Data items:

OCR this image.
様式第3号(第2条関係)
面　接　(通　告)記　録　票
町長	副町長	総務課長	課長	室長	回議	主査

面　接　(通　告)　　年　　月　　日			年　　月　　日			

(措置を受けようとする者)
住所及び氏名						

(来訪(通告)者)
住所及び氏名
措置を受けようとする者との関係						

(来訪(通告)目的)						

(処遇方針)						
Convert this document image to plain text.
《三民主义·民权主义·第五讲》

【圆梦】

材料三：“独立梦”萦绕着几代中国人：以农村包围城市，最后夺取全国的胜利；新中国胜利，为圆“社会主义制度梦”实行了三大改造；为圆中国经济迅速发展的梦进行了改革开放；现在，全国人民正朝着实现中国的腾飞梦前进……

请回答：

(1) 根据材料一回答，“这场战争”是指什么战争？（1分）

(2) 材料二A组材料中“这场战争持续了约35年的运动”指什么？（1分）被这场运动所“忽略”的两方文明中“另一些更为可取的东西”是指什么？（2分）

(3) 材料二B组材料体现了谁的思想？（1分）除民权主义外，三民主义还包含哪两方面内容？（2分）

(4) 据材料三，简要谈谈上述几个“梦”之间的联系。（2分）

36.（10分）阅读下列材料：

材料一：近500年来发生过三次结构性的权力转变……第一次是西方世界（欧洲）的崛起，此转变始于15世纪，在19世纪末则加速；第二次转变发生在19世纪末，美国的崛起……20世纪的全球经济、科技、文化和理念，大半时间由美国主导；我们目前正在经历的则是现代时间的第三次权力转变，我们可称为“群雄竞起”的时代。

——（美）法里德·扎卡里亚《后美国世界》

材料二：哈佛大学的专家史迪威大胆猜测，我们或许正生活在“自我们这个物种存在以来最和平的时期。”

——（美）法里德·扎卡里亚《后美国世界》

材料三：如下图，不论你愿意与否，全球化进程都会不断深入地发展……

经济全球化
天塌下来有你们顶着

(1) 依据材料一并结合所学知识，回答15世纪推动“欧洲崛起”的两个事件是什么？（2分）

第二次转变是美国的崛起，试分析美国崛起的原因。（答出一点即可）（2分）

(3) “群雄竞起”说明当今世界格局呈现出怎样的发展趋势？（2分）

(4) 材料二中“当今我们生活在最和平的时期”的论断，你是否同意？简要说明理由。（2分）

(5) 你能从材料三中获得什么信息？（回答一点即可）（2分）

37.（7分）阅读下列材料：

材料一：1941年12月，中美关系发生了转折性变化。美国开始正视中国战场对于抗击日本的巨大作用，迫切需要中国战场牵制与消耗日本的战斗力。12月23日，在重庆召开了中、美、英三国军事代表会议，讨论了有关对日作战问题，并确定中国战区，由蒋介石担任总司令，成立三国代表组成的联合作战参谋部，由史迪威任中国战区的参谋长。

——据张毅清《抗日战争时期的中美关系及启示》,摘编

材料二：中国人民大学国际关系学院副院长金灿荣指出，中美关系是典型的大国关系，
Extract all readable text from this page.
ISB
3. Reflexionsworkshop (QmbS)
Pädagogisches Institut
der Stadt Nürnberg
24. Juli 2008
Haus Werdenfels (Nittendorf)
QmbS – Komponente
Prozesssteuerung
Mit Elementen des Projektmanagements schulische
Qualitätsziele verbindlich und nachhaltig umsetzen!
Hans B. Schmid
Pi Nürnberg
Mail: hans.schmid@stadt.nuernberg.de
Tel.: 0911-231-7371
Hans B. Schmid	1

* _Exercise brief_: Write the whole listing out again. Keep every line exactly as it is.

* _Solution to this problem_:
OCR this image.
様式第3号(第2条関係)
面　接　(通　告)記　録　票
町長	副町長	総務課長	課長	室長	回議	主査

面　接　(通　告)　　年　　月　　日			年　　月　　日			

(措置を受けようとする者)
住所及び氏名						

(来訪(通告)者)
住所及び氏名
措置を受けようとする者との関係						

(来訪(通告)目的)						

(処遇方針)						
Convert this document image to plain text.
《三民主义·民权主义·第五讲》

【圆梦】

材料三：“独立梦”萦绕着几代中国人：以农村包围城市，最后夺取全国的胜利；新中国胜利，为圆“社会主义制度梦”实行了三大改造；为圆中国经济迅速发展的梦进行了改革开放；现在，全国人民正朝着实现中国的腾飞梦前进……

请回答：

(1) 根据材料一回答，“这场战争”是指什么战争？（1分）

(2) 材料二A组材料中“这场战争持续了约35年的运动”指什么？（1分）被这场运动所“忽略”的两方文明中“另一些更为可取的东西”是指什么？（2分）

(3) 材料二B组材料体现了谁的思想？（1分）除民权主义外，三民主义还包含哪两方面内容？（2分）

(4) 据材料三，简要谈谈上述几个“梦”之间的联系。（2分）

36.（10分）阅读下列材料：

材料一：近500年来发生过三次结构性的权力转变……第一次是西方世界（欧洲）的崛起，此转变始于15世纪，在19世纪末则加速；第二次转变发生在19世纪末，美国的崛起……20世纪的全球经济、科技、文化和理念，大半时间由美国主导；我们目前正在经历的则是现代时间的第三次权力转变，我们可称为“群雄竞起”的时代。

——（美）法里德·扎卡里亚《后美国世界》

材料二：哈佛大学的专家史迪威大胆猜测，我们或许正生活在“自我们这个物种存在以来最和平的时期。”

——（美）法里德·扎卡里亚《后美国世界》

材料三：如下图，不论你愿意与否，全球化进程都会不断深入地发展……

经济全球化
天塌下来有你们顶着

(1) 依据材料一并结合所学知识，回答15世纪推动“欧洲崛起”的两个事件是什么？（2分）

第二次转变是美国的崛起，试分析美国崛起的原因。（答出一点即可）（2分）

(3) “群雄竞起”说明当今世界格局呈现出怎样的发展趋势？（2分）

(4) 材料二中“当今我们生活在最和平的时期”的论断，你是否同意？简要说明理由。（2分）

(5) 你能从材料三中获得什么信息？（回答一点即可）（2分）

37.（7分）阅读下列材料：

材料一：1941年12月，中美关系发生了转折性变化。美国开始正视中国战场对于抗击日本的巨大作用，迫切需要中国战场牵制与消耗日本的战斗力。12月23日，在重庆召开了中、美、英三国军事代表会议，讨论了有关对日作战问题，并确定中国战区，由蒋介石担任总司令，成立三国代表组成的联合作战参谋部，由史迪威任中国战区的参谋长。

——据张毅清《抗日战争时期的中美关系及启示》,摘编

材料二：中国人民大学国际关系学院副院长金灿荣指出，中美关系是典型的大国关系，
Extract all readable text from this page.
ISB
3. Reflexionsworkshop (QmbS)
Pädagogisches Institut
der Stadt Nürnberg
24. Juli 2008
Haus Werdenfels (Nittendorf)
QmbS – Komponente
Prozesssteuerung
Mit Elementen des Projektmanagements schulische
Qualitätsziele verbindlich und nachhaltig umsetzen!
Hans B. Schmid
Pi Nürnberg
Mail: hans.schmid@stadt.nuernberg.de
Tel.: 0911-231-7371
Hans B. Schmid	1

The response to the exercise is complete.